-- START OF Working data --

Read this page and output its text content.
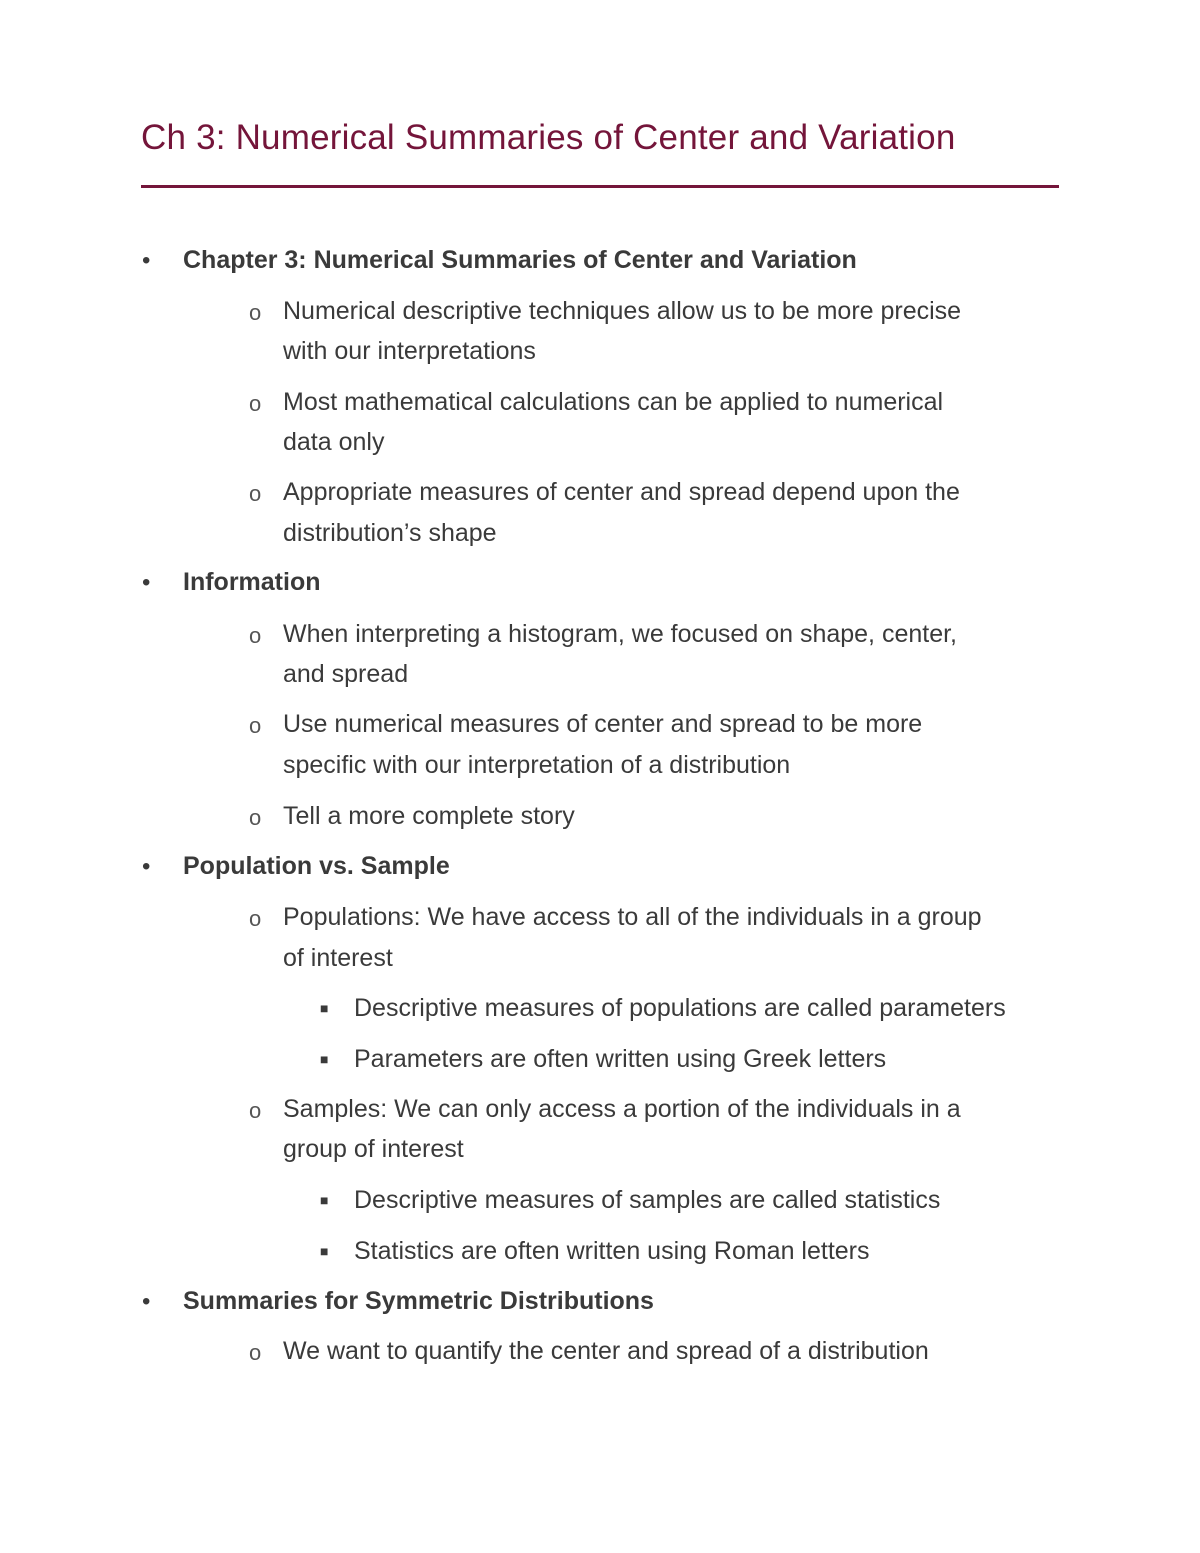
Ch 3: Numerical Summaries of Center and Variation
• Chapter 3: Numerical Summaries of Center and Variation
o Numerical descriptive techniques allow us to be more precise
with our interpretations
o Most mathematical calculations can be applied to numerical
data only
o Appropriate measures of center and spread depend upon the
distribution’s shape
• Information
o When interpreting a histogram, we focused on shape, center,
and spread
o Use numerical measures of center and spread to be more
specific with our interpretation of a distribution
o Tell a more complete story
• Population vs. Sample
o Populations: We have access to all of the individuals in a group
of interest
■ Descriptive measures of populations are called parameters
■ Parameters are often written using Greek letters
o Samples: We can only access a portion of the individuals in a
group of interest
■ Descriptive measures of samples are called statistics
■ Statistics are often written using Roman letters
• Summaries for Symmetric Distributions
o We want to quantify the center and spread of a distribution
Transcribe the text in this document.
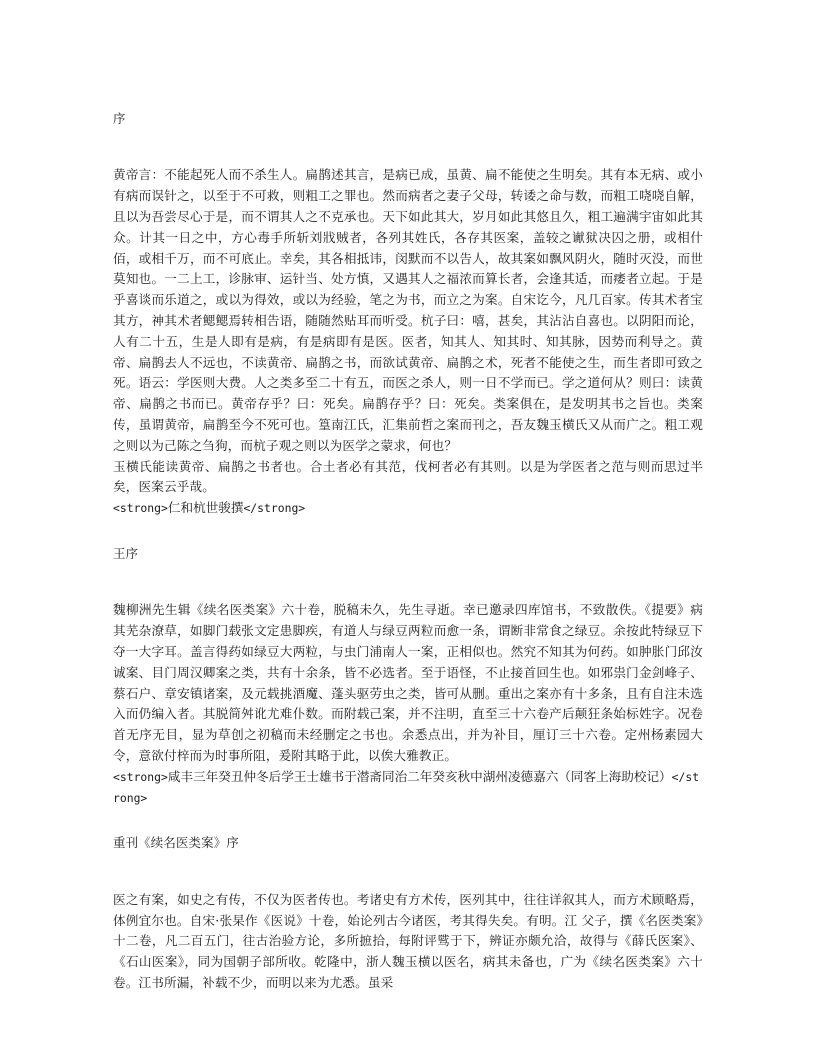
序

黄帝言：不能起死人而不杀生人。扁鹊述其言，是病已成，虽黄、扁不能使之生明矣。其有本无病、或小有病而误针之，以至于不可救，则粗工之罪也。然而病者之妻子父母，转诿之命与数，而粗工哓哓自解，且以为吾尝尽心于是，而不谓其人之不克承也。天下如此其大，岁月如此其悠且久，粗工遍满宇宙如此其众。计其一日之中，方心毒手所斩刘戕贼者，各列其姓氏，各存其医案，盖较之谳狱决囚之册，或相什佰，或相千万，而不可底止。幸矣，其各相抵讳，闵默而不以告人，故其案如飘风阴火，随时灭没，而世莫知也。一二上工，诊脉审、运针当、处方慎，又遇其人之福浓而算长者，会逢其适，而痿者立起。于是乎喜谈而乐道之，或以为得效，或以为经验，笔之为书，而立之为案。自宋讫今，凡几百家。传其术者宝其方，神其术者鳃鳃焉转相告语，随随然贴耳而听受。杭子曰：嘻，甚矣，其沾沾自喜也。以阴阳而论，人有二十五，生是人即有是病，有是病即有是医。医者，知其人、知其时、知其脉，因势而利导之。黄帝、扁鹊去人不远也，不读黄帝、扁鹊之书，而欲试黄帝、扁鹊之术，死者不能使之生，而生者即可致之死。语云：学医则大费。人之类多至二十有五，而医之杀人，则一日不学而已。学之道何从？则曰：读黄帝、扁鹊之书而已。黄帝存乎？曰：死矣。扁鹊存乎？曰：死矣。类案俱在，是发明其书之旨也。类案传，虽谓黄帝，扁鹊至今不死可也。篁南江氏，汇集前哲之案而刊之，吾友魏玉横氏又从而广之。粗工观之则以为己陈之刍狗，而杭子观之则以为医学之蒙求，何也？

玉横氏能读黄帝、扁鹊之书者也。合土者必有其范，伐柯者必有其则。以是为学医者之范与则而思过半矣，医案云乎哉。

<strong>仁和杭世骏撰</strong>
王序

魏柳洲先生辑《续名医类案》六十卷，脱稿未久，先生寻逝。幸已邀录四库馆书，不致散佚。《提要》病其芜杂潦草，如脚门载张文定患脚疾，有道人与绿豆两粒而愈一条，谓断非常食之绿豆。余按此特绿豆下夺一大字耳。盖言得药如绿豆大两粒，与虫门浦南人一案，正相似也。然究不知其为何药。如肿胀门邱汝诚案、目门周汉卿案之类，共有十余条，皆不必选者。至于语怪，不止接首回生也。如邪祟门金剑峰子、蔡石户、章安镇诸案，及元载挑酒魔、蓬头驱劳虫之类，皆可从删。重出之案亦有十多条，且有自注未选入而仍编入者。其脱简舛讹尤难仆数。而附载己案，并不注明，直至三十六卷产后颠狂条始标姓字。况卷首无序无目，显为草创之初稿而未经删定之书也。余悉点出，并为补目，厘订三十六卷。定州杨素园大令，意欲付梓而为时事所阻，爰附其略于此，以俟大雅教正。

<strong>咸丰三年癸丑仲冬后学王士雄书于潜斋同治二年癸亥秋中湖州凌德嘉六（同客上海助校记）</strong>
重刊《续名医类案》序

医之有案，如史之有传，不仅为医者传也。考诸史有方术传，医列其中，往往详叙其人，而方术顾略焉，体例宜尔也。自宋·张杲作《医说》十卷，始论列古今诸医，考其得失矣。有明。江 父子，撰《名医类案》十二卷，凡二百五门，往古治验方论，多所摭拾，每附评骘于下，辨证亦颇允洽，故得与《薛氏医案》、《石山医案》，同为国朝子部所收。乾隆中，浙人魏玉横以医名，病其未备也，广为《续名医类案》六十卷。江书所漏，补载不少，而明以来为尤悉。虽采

-- END OF Working data --

Given task — Using the listing above, pull out all lines that hold the word "this".

Worked solution —
Read this page and output its text content.
Transcribe the text in this document.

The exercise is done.